* Saved data entries
• • • •

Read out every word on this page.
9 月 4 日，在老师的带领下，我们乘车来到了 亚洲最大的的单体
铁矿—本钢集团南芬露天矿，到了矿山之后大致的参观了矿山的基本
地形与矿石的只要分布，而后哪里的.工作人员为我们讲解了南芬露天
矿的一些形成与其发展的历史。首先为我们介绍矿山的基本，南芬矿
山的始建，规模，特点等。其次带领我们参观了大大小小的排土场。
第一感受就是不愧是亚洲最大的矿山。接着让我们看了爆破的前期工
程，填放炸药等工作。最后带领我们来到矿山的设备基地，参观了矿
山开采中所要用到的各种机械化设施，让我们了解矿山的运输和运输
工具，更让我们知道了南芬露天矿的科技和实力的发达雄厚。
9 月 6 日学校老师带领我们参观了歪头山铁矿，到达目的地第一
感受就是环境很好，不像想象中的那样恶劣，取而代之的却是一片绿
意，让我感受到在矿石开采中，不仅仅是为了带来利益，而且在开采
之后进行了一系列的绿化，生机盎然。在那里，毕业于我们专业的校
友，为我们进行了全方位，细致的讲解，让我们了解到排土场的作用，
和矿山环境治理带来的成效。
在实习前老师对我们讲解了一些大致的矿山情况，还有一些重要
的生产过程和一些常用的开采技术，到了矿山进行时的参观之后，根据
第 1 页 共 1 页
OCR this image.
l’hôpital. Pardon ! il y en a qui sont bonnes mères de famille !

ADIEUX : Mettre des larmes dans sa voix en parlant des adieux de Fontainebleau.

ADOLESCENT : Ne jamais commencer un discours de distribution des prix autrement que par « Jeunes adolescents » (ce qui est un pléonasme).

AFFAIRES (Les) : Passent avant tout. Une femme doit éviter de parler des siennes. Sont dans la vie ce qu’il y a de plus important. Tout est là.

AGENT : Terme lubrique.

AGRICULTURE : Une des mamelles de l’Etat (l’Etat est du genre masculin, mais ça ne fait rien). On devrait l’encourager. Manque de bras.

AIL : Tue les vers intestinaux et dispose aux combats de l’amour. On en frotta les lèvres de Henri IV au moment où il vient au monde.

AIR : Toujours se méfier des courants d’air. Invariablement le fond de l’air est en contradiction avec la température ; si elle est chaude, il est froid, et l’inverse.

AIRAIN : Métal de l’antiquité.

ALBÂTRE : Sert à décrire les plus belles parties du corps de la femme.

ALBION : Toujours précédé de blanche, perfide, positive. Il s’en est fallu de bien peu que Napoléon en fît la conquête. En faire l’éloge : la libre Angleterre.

• • • •

* Problem statement
Take the entries and copy them out exactly.

* Reply to the task
Read out every word on this page.
9 月 4 日，在老师的带领下，我们乘车来到了 亚洲最大的的单体
铁矿—本钢集团南芬露天矿，到了矿山之后大致的参观了矿山的基本
地形与矿石的只要分布，而后哪里的.工作人员为我们讲解了南芬露天
矿的一些形成与其发展的历史。首先为我们介绍矿山的基本，南芬矿
山的始建，规模，特点等。其次带领我们参观了大大小小的排土场。
第一感受就是不愧是亚洲最大的矿山。接着让我们看了爆破的前期工
程，填放炸药等工作。最后带领我们来到矿山的设备基地，参观了矿
山开采中所要用到的各种机械化设施，让我们了解矿山的运输和运输
工具，更让我们知道了南芬露天矿的科技和实力的发达雄厚。
9 月 6 日学校老师带领我们参观了歪头山铁矿，到达目的地第一
感受就是环境很好，不像想象中的那样恶劣，取而代之的却是一片绿
意，让我感受到在矿石开采中，不仅仅是为了带来利益，而且在开采
之后进行了一系列的绿化，生机盎然。在那里，毕业于我们专业的校
友，为我们进行了全方位，细致的讲解，让我们了解到排土场的作用，
和矿山环境治理带来的成效。
在实习前老师对我们讲解了一些大致的矿山情况，还有一些重要
的生产过程和一些常用的开采技术，到了矿山进行时的参观之后，根据
第 1 页 共 1 页
OCR this image.
l’hôpital. Pardon ! il y en a qui sont bonnes mères de famille !

ADIEUX : Mettre des larmes dans sa voix en parlant des adieux de Fontainebleau.

ADOLESCENT : Ne jamais commencer un discours de distribution des prix autrement que par « Jeunes adolescents » (ce qui est un pléonasme).

AFFAIRES (Les) : Passent avant tout. Une femme doit éviter de parler des siennes. Sont dans la vie ce qu’il y a de plus important. Tout est là.

AGENT : Terme lubrique.

AGRICULTURE : Une des mamelles de l’Etat (l’Etat est du genre masculin, mais ça ne fait rien). On devrait l’encourager. Manque de bras.

AIL : Tue les vers intestinaux et dispose aux combats de l’amour. On en frotta les lèvres de Henri IV au moment où il vient au monde.

AIR : Toujours se méfier des courants d’air. Invariablement le fond de l’air est en contradiction avec la température ; si elle est chaude, il est froid, et l’inverse.

AIRAIN : Métal de l’antiquité.

ALBÂTRE : Sert à décrire les plus belles parties du corps de la femme.

ALBION : Toujours précédé de blanche, perfide, positive. Il s’en est fallu de bien peu que Napoléon en fît la conquête. En faire l’éloge : la libre Angleterre.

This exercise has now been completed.